§ **Written exercise**: Take the entries below and print all of them exactly, please.

§ **Supplied entries**:
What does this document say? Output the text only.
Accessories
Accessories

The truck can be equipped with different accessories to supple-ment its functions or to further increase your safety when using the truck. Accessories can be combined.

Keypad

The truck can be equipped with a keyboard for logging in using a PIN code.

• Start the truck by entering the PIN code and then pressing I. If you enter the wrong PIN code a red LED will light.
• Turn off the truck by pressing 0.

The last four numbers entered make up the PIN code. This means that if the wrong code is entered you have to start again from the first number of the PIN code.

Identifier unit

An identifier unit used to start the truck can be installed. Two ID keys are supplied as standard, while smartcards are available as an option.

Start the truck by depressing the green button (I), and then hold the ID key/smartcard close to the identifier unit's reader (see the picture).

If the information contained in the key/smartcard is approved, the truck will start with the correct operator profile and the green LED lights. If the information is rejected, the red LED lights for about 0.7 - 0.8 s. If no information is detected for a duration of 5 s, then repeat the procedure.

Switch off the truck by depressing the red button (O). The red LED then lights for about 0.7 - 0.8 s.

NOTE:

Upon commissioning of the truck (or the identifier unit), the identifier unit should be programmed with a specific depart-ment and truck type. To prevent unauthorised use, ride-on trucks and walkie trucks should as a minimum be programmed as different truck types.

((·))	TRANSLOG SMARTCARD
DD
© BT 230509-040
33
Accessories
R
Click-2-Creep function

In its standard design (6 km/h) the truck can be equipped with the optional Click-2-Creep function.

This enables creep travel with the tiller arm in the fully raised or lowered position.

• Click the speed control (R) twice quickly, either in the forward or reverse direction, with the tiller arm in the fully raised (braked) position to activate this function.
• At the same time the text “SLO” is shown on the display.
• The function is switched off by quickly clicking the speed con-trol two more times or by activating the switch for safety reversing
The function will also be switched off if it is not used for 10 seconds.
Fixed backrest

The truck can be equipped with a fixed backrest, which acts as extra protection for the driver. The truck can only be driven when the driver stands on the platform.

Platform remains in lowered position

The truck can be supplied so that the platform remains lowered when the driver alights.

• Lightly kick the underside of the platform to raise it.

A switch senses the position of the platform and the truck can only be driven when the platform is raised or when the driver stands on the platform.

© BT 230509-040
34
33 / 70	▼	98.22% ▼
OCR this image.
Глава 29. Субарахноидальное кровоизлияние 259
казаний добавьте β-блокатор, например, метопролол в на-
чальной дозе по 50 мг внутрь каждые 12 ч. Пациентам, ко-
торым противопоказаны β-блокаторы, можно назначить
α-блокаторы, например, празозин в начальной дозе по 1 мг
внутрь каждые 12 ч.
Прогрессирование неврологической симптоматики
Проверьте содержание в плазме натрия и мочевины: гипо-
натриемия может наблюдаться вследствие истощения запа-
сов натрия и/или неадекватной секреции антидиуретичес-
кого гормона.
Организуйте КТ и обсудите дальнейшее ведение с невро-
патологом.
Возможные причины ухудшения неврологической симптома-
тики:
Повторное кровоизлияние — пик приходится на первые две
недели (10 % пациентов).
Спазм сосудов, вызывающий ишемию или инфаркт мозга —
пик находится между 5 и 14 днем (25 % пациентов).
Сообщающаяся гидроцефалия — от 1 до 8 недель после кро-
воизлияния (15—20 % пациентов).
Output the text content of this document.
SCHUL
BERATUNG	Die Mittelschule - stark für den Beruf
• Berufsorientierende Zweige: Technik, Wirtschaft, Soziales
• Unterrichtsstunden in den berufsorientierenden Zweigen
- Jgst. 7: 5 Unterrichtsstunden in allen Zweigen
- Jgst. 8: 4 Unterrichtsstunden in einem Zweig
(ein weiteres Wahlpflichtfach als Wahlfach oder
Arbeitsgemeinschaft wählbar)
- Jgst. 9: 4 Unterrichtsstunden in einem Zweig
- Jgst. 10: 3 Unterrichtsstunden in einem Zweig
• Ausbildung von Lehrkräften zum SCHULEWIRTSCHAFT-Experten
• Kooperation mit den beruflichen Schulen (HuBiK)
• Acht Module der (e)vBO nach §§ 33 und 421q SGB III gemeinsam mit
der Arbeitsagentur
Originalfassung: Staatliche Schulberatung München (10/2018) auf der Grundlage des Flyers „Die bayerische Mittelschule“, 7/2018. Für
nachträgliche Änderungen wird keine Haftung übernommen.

§ **Reply to the task**:
What does this document say? Output the text only.
Accessories
Accessories

The truck can be equipped with different accessories to supple-ment its functions or to further increase your safety when using the truck. Accessories can be combined.

Keypad

The truck can be equipped with a keyboard for logging in using a PIN code.

• Start the truck by entering the PIN code and then pressing I. If you enter the wrong PIN code a red LED will light.
• Turn off the truck by pressing 0.

The last four numbers entered make up the PIN code. This means that if the wrong code is entered you have to start again from the first number of the PIN code.

Identifier unit

An identifier unit used to start the truck can be installed. Two ID keys are supplied as standard, while smartcards are available as an option.

Start the truck by depressing the green button (I), and then hold the ID key/smartcard close to the identifier unit's reader (see the picture).

If the information contained in the key/smartcard is approved, the truck will start with the correct operator profile and the green LED lights. If the information is rejected, the red LED lights for about 0.7 - 0.8 s. If no information is detected for a duration of 5 s, then repeat the procedure.

Switch off the truck by depressing the red button (O). The red LED then lights for about 0.7 - 0.8 s.

NOTE:

Upon commissioning of the truck (or the identifier unit), the identifier unit should be programmed with a specific depart-ment and truck type. To prevent unauthorised use, ride-on trucks and walkie trucks should as a minimum be programmed as different truck types.

((·))	TRANSLOG SMARTCARD
DD
© BT 230509-040
33
Accessories
R
Click-2-Creep function

In its standard design (6 km/h) the truck can be equipped with the optional Click-2-Creep function.

This enables creep travel with the tiller arm in the fully raised or lowered position.

• Click the speed control (R) twice quickly, either in the forward or reverse direction, with the tiller arm in the fully raised (braked) position to activate this function.
• At the same time the text “SLO” is shown on the display.
• The function is switched off by quickly clicking the speed con-trol two more times or by activating the switch for safety reversing
The function will also be switched off if it is not used for 10 seconds.
Fixed backrest

The truck can be equipped with a fixed backrest, which acts as extra protection for the driver. The truck can only be driven when the driver stands on the platform.

Platform remains in lowered position

The truck can be supplied so that the platform remains lowered when the driver alights.

• Lightly kick the underside of the platform to raise it.

A switch senses the position of the platform and the truck can only be driven when the platform is raised or when the driver stands on the platform.

© BT 230509-040
34
33 / 70	▼	98.22% ▼
OCR this image.
Глава 29. Субарахноидальное кровоизлияние 259
казаний добавьте β-блокатор, например, метопролол в на-
чальной дозе по 50 мг внутрь каждые 12 ч. Пациентам, ко-
торым противопоказаны β-блокаторы, можно назначить
α-блокаторы, например, празозин в начальной дозе по 1 мг
внутрь каждые 12 ч.
Прогрессирование неврологической симптоматики
Проверьте содержание в плазме натрия и мочевины: гипо-
натриемия может наблюдаться вследствие истощения запа-
сов натрия и/или неадекватной секреции антидиуретичес-
кого гормона.
Организуйте КТ и обсудите дальнейшее ведение с невро-
патологом.
Возможные причины ухудшения неврологической симптома-
тики:
Повторное кровоизлияние — пик приходится на первые две
недели (10 % пациентов).
Спазм сосудов, вызывающий ишемию или инфаркт мозга —
пик находится между 5 и 14 днем (25 % пациентов).
Сообщающаяся гидроцефалия — от 1 до 8 недель после кро-
воизлияния (15—20 % пациентов).
Output the text content of this document.
SCHUL
BERATUNG	Die Mittelschule - stark für den Beruf
• Berufsorientierende Zweige: Technik, Wirtschaft, Soziales
• Unterrichtsstunden in den berufsorientierenden Zweigen
- Jgst. 7: 5 Unterrichtsstunden in allen Zweigen
- Jgst. 8: 4 Unterrichtsstunden in einem Zweig
(ein weiteres Wahlpflichtfach als Wahlfach oder
Arbeitsgemeinschaft wählbar)
- Jgst. 9: 4 Unterrichtsstunden in einem Zweig
- Jgst. 10: 3 Unterrichtsstunden in einem Zweig
• Ausbildung von Lehrkräften zum SCHULEWIRTSCHAFT-Experten
• Kooperation mit den beruflichen Schulen (HuBiK)
• Acht Module der (e)vBO nach §§ 33 und 421q SGB III gemeinsam mit
der Arbeitsagentur
Originalfassung: Staatliche Schulberatung München (10/2018) auf der Grundlage des Flyers „Die bayerische Mittelschule“, 7/2018. Für
nachträgliche Änderungen wird keine Haftung übernommen.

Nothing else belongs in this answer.